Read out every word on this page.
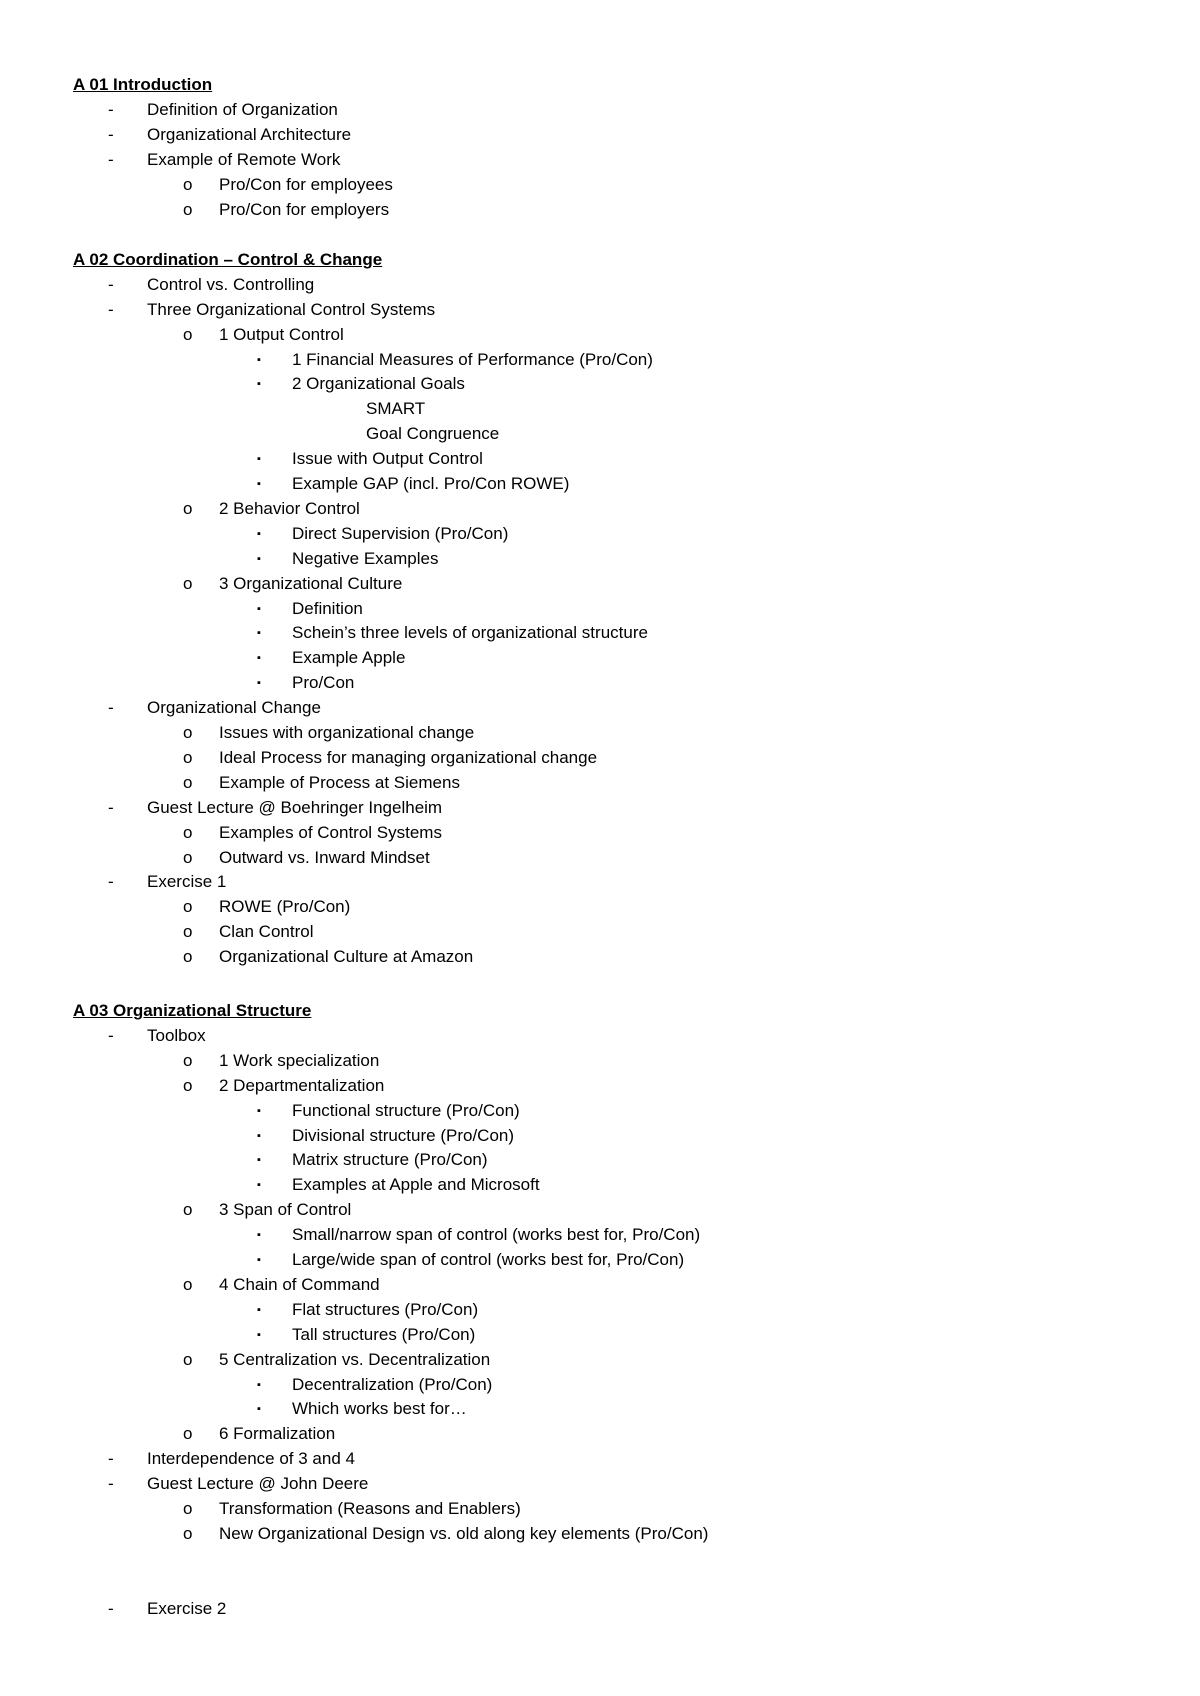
A 01 Introduction
- Definition of Organization
- Organizational Architecture
- Example of Remote Work
o Pro/Con for employees
o Pro/Con for employers
A 02 Coordination – Control & Change
- Control vs. Controlling
- Three Organizational Control Systems
o 1 Output Control
▪ 1 Financial Measures of Performance (Pro/Con)
▪ 2 Organizational Goals
SMART
Goal Congruence
▪ Issue with Output Control
▪ Example GAP (incl. Pro/Con ROWE)
o 2 Behavior Control
▪ Direct Supervision (Pro/Con)
▪ Negative Examples
o 3 Organizational Culture
▪ Definition
▪ Schein’s three levels of organizational structure
▪ Example Apple
▪ Pro/Con
- Organizational Change
o Issues with organizational change
o Ideal Process for managing organizational change
o Example of Process at Siemens
- Guest Lecture @ Boehringer Ingelheim
o Examples of Control Systems
o Outward vs. Inward Mindset
- Exercise 1
o ROWE (Pro/Con)
o Clan Control
o Organizational Culture at Amazon
A 03 Organizational Structure
- Toolbox
o 1 Work specialization
o 2 Departmentalization
▪ Functional structure (Pro/Con)
▪ Divisional structure (Pro/Con)
▪ Matrix structure (Pro/Con)
▪ Examples at Apple and Microsoft
o 3 Span of Control
▪ Small/narrow span of control (works best for, Pro/Con)
▪ Large/wide span of control (works best for, Pro/Con)
o 4 Chain of Command
▪ Flat structures (Pro/Con)
▪ Tall structures (Pro/Con)
o 5 Centralization vs. Decentralization
▪ Decentralization (Pro/Con)
▪ Which works best for…
o 6 Formalization
- Interdependence of 3 and 4
- Guest Lecture @ John Deere
o Transformation (Reasons and Enablers)
o New Organizational Design vs. old along key elements (Pro/Con)
- Exercise 2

**Problem description:** Whichever lines contain the string "Systems", select and copy them.

**The reply:**
- Three Organizational Control Systems
o Examples of Control Systems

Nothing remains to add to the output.